PROBLEM STATEMENT:
Give only the number of lines that contain the word "encendido".

-- -- --

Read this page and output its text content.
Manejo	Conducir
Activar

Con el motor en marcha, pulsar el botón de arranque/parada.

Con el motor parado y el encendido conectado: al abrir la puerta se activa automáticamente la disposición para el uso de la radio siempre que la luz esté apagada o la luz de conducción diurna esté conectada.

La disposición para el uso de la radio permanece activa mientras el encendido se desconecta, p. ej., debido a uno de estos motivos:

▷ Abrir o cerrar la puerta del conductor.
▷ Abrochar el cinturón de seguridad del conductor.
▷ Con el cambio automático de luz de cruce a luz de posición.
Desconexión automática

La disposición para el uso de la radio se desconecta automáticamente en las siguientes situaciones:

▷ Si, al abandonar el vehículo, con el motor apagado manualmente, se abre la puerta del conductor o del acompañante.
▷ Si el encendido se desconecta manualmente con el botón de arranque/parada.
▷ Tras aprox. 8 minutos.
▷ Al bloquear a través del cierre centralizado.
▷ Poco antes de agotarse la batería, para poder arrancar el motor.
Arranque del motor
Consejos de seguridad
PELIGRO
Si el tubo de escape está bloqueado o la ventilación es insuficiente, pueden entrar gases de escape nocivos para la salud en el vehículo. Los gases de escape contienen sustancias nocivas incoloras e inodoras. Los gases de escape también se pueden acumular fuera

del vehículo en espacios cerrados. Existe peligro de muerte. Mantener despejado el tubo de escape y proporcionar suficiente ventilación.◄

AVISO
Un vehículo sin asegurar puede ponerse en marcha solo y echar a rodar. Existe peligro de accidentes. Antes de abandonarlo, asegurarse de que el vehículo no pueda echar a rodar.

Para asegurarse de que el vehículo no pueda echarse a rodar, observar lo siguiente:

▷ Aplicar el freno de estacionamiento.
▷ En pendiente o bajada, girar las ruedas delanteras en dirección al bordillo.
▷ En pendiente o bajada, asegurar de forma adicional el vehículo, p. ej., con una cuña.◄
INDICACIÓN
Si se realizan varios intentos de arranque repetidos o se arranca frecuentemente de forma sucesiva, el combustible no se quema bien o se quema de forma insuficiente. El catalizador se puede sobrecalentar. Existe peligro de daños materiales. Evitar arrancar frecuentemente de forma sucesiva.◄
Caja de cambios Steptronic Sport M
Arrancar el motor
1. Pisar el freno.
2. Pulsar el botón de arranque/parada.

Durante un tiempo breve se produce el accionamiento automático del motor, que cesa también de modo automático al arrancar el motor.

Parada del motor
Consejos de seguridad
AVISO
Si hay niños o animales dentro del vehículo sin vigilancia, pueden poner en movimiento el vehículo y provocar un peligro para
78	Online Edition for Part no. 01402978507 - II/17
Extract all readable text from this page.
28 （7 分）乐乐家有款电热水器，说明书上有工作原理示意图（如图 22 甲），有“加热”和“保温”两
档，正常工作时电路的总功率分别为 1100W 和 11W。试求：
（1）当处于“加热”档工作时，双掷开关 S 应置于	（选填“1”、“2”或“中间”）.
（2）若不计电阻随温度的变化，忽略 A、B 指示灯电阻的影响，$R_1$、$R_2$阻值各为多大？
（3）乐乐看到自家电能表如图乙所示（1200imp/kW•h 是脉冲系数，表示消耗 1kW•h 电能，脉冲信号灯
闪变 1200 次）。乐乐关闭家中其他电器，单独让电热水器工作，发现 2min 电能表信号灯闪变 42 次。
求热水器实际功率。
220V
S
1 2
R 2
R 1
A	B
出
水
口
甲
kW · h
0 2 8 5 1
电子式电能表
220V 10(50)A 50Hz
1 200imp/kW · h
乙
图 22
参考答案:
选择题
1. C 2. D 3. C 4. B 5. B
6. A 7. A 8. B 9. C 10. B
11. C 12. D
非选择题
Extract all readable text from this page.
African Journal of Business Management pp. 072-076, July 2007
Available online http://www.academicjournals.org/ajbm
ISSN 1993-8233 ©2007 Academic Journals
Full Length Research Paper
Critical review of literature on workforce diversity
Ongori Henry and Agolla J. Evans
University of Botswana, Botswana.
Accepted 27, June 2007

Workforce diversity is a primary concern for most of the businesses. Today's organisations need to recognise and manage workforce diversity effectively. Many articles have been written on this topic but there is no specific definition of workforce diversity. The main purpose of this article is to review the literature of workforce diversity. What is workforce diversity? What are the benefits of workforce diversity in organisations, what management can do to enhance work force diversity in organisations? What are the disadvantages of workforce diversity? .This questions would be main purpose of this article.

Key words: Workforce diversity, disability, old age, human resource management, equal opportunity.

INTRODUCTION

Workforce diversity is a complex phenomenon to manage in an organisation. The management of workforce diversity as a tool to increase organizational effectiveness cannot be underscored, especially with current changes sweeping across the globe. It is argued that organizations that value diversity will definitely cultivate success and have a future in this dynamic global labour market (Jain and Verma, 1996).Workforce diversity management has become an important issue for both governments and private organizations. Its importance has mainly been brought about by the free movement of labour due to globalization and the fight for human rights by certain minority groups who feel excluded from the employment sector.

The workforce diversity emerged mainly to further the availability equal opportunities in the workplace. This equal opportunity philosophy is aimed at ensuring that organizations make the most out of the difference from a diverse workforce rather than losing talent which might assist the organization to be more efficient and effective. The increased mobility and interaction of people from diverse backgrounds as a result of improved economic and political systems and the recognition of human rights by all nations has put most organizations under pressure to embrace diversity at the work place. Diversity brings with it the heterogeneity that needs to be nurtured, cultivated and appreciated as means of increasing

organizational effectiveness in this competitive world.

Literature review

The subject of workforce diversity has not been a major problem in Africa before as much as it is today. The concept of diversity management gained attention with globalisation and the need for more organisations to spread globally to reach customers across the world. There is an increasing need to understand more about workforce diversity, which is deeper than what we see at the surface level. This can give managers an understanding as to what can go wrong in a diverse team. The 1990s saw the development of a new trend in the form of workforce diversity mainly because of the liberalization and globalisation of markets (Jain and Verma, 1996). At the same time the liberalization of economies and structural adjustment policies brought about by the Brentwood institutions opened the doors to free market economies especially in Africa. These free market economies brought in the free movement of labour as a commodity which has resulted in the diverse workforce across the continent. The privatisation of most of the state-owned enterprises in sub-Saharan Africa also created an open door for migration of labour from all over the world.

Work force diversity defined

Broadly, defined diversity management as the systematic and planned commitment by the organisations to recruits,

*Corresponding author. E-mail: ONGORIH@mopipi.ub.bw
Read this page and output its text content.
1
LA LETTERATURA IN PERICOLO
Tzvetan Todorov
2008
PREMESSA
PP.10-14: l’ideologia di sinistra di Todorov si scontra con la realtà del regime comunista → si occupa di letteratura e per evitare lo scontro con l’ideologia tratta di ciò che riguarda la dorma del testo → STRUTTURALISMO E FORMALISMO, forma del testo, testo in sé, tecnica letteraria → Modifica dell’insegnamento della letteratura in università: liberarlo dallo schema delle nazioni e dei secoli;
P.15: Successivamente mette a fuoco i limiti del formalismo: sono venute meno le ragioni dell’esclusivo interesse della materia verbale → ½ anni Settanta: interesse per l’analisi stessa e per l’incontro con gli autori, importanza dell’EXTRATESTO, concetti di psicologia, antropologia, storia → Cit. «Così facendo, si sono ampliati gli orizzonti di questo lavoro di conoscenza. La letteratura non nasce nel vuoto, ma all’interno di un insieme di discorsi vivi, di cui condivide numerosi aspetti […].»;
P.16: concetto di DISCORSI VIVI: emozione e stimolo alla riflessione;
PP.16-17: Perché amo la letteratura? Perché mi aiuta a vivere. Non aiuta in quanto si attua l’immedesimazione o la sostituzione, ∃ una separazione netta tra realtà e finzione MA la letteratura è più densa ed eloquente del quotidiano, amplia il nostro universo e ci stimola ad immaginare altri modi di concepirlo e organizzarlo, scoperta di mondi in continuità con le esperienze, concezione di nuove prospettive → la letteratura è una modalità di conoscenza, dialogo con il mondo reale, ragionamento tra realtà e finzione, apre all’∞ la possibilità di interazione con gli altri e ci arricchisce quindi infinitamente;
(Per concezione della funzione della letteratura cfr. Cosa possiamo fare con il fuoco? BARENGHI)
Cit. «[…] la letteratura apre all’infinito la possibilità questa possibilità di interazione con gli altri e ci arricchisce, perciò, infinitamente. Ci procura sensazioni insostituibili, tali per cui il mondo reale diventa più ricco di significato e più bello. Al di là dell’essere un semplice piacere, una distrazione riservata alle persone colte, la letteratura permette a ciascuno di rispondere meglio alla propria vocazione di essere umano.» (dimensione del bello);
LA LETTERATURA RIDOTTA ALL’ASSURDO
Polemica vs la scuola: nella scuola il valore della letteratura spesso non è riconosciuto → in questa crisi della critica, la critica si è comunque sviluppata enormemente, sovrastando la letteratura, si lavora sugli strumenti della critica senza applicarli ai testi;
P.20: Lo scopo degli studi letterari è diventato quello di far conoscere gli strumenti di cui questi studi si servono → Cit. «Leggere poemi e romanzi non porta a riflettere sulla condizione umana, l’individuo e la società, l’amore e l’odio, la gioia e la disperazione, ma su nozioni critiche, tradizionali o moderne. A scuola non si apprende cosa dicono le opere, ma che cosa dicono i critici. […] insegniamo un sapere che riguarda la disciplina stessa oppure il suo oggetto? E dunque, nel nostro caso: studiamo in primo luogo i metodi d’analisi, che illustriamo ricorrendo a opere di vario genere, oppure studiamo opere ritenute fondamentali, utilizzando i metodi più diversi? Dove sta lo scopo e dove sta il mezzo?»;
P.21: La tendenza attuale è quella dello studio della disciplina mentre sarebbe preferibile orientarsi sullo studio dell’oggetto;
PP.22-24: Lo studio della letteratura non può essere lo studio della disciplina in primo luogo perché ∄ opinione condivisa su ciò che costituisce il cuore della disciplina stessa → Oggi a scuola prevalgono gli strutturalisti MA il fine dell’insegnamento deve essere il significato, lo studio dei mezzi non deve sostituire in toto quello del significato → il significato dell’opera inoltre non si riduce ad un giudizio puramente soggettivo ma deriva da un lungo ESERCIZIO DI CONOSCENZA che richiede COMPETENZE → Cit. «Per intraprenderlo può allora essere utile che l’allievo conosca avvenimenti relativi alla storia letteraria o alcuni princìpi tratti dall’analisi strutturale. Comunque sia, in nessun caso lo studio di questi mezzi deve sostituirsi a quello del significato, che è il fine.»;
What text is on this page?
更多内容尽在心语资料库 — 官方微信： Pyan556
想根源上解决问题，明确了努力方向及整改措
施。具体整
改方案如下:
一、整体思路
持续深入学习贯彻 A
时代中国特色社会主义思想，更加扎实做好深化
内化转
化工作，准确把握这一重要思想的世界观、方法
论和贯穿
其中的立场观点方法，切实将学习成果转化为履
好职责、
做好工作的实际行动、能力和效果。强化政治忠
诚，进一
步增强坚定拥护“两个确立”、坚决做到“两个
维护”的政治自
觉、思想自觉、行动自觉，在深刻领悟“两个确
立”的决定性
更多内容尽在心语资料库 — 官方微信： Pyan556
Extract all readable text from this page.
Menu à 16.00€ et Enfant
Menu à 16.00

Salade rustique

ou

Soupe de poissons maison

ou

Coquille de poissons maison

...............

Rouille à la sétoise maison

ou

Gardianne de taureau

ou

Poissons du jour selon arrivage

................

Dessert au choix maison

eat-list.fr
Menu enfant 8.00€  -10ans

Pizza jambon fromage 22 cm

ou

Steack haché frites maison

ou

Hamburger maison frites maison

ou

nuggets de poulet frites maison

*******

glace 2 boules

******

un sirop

-- -- --

THE RESULT:
3